Written problem —
Search the data for the word "image" and copy every line that contains it.

============

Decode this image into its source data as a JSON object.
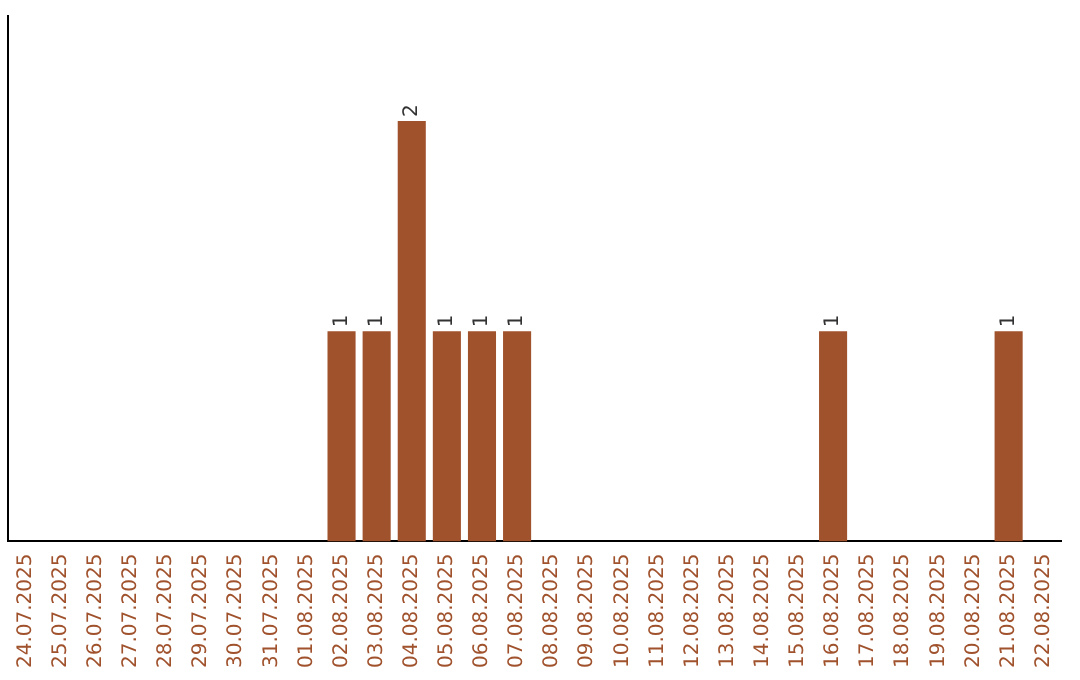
{
  "chart_data": {
    "type": "bar",
    "categories": [
      "24.07.2025",
      "25.07.2025",
      "26.07.2025",
      "27.07.2025",
      "28.07.2025",
      "29.07.2025",
      "30.07.2025",
      "31.07.2025",
      "01.08.2025",
      "02.08.2025",
      "03.08.2025",
      "04.08.2025",
      "05.08.2025",
      "06.08.2025",
      "07.08.2025",
      "08.08.2025",
      "09.08.2025",
      "10.08.2025",
      "11.08.2025",
      "12.08.2025",
      "13.08.2025",
      "14.08.2025",
      "15.08.2025",
      "16.08.2025",
      "17.08.2025",
      "18.08.2025",
      "19.08.2025",
      "20.08.2025",
      "21.08.2025",
      "22.08.2025"
    ],
    "values": [
      0,
      0,
      0,
      0,
      0,
      0,
      0,
      0,
      0,
      1,
      1,
      2,
      1,
      1,
      1,
      0,
      0,
      0,
      0,
      0,
      0,
      0,
      0,
      1,
      0,
      0,
      0,
      0,
      1,
      0
    ],
    "value_labels": [
      null,
      null,
      null,
      null,
      null,
      null,
      null,
      null,
      null,
      "1",
      "1",
      "2",
      "1",
      "1",
      "1",
      null,
      null,
      null,
      null,
      null,
      null,
      null,
      null,
      "1",
      null,
      null,
      null,
      null,
      "1",
      null
    ],
    "color": "#a0522d",
    "grid": false,
    "legend": false,
    "tick_labels": "x"
  }
}
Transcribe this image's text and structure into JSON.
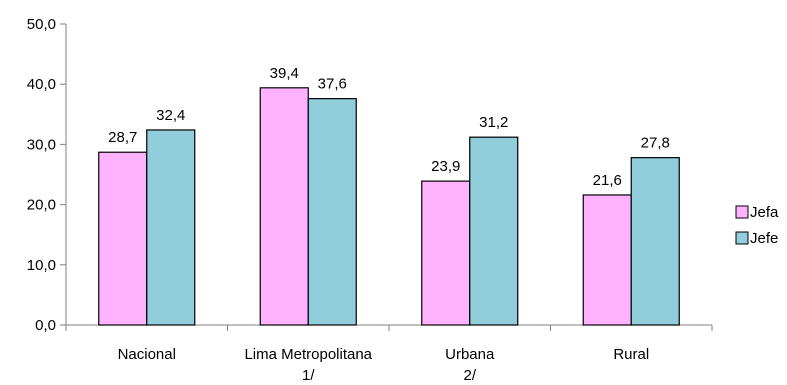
{
  "chart_data": {
    "type": "bar",
    "categories": [
      [
        "Nacional"
      ],
      [
        "Lima Metropolitana",
        "1/"
      ],
      [
        "Urbana",
        "2/"
      ],
      [
        "Rural"
      ]
    ],
    "series": [
      {
        "name": "Jefa",
        "values": [
          28.7,
          39.4,
          23.9,
          21.6
        ],
        "labels": [
          "28,7",
          "39,4",
          "23,9",
          "21,6"
        ],
        "color": "#FFB3FF"
      },
      {
        "name": "Jefe",
        "values": [
          32.4,
          37.6,
          31.2,
          27.8
        ],
        "labels": [
          "32,4",
          "37,6",
          "31,2",
          "27,8"
        ],
        "color": "#92CDDC"
      }
    ],
    "ylim": [
      0,
      50
    ],
    "yticks": [
      0,
      10,
      20,
      30,
      40,
      50
    ],
    "ytick_labels": [
      "0,0",
      "10,0",
      "20,0",
      "30,0",
      "40,0",
      "50,0"
    ],
    "grid": false,
    "legend_position": "right"
  }
}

============

Full solution —
Decode this image into its source data as a JSON object.
Transcribe this image's text and structure into JSON.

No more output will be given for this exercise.